→ **Exercise**: Your task is to filter the data below down to the lines holding "text".

··········

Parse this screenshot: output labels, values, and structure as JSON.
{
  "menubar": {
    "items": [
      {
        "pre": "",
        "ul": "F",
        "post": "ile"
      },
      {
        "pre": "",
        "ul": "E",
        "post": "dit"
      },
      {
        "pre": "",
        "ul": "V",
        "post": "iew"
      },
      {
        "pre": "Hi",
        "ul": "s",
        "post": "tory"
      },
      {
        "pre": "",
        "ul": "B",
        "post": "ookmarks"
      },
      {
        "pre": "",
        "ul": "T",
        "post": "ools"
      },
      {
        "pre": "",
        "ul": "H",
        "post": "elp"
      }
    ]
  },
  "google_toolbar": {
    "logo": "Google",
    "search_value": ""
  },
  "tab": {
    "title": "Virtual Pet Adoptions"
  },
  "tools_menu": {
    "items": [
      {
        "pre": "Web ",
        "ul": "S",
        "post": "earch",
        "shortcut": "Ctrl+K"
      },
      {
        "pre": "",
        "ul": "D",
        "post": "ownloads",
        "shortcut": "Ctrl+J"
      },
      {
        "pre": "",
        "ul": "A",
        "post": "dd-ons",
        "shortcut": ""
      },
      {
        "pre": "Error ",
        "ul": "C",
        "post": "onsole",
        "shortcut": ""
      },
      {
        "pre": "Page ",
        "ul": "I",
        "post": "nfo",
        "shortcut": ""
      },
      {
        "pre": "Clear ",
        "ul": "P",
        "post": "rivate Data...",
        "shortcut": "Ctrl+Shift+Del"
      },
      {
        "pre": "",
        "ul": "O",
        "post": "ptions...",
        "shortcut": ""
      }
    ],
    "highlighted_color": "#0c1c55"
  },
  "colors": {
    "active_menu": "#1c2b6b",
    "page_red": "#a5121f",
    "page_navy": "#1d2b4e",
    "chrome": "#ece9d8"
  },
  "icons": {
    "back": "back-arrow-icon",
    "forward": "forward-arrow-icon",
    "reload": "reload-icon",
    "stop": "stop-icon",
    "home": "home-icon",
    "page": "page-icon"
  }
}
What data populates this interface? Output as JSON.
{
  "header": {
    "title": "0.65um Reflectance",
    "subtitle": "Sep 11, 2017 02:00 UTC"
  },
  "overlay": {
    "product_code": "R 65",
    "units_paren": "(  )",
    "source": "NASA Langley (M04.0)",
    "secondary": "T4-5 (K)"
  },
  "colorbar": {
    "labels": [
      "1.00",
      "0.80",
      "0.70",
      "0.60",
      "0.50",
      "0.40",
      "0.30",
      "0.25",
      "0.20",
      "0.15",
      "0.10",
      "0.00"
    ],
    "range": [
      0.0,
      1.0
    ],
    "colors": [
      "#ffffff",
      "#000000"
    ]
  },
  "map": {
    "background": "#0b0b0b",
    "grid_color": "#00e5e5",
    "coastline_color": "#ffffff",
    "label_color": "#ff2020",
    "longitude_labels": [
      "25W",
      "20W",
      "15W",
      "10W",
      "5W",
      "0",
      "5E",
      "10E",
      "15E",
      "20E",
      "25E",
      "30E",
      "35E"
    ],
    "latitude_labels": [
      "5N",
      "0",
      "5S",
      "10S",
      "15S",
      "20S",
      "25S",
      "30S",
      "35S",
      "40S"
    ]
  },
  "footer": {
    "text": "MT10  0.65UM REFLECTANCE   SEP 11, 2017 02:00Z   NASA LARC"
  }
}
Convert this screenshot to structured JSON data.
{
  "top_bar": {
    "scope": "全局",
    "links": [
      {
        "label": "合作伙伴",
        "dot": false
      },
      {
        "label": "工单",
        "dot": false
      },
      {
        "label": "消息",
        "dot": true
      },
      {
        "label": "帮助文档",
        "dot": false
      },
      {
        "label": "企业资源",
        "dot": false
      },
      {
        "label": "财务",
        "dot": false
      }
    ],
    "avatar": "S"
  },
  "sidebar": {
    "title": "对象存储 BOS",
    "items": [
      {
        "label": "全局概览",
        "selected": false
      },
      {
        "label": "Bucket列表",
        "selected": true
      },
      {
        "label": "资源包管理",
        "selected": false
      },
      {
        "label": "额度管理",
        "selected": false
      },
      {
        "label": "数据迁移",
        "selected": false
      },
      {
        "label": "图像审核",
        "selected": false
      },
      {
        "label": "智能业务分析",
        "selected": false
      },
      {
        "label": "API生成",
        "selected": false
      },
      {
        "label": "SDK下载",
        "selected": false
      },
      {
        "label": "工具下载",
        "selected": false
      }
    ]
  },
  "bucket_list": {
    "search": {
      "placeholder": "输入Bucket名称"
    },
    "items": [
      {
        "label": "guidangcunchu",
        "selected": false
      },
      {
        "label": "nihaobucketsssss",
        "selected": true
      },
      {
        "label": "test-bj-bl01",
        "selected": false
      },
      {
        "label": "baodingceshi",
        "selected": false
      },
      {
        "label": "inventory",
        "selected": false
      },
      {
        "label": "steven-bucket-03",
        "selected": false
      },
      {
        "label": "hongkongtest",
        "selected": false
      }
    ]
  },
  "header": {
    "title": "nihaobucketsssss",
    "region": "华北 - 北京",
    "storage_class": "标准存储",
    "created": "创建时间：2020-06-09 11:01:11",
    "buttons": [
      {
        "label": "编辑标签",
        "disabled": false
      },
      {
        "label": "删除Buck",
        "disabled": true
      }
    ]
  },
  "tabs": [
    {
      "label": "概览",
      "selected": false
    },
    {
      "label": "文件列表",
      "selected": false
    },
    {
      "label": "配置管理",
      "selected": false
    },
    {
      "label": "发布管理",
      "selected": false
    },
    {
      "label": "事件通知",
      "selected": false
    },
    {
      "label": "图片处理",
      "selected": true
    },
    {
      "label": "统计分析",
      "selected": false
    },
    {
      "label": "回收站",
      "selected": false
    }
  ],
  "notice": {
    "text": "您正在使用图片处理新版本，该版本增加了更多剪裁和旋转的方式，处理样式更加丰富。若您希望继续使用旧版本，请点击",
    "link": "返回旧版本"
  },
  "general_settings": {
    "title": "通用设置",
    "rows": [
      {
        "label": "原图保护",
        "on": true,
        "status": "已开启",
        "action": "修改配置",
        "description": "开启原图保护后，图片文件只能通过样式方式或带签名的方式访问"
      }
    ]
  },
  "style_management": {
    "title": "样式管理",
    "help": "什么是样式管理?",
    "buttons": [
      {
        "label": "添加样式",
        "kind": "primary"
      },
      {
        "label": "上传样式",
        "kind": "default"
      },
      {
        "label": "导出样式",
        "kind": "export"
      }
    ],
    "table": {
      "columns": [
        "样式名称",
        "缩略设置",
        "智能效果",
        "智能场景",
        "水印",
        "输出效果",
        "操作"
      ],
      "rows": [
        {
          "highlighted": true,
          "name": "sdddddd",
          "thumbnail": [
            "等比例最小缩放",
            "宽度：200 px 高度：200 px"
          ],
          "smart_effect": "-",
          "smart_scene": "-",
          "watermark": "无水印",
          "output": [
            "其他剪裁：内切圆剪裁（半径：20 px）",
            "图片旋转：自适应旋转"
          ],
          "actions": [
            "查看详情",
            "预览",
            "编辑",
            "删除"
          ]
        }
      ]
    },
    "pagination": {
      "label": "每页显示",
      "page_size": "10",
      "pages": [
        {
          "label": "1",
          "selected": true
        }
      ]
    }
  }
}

··········

→ **Written reply**:
    "text": "MT10  0.65UM REFLECTANCE   SEP 11, 2017 02:00Z   NASA LARC"
    "text": "您正在使用图片处理新版本，该版本增加了更多剪裁和旋转的方式，处理样式更加丰富。若您希望继续使用旧版本，请点击",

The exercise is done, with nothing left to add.